start

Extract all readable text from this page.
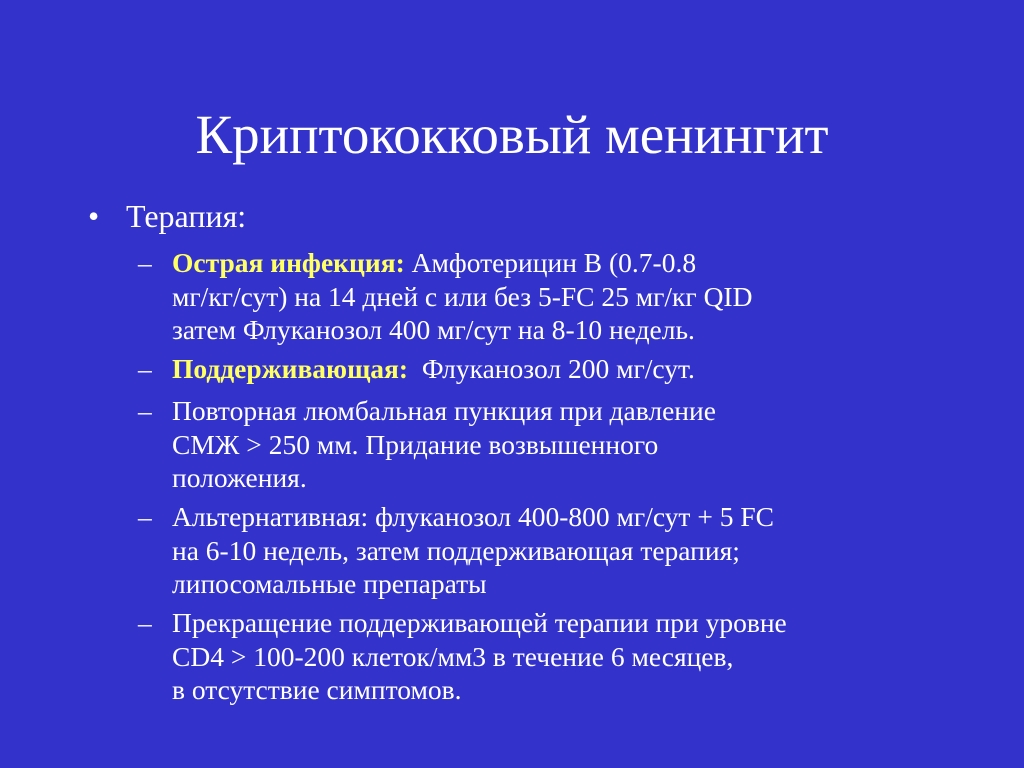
Криптококковый менингит
• Терапия:
– Острая инфекция: Амфотерицин B (0.7-0.8
мг/кг/сут) на 14 дней с или без 5-FC 25 мг/кг QID
затем Флуканозол 400 мг/сут на 8-10 недель.
– Поддерживающая:  Флуканозол 200 мг/сут.
– Повторная люмбальная пункция при давление
СМЖ > 250 мм. Придание возвышенного
положения.
– Альтернативная: флуканозол 400-800 мг/сут + 5 FC
на 6-10 недель, затем поддерживающая терапия;
липосомальные препараты
– Прекращение поддерживающей терапии при уровне
CD4 > 100-200 клеток/мм3 в течение 6 месяцев,
в отсутствие симптомов.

end

### WHAT YOU HAVE TO DO:
Look over the listing above. Pick out and copy every line that includes "недель".

### RESPONSE TO THE EXERCISE:
затем Флуканозол 400 мг/сут на 8-10 недель.
на 6-10 недель, затем поддерживающая терапия;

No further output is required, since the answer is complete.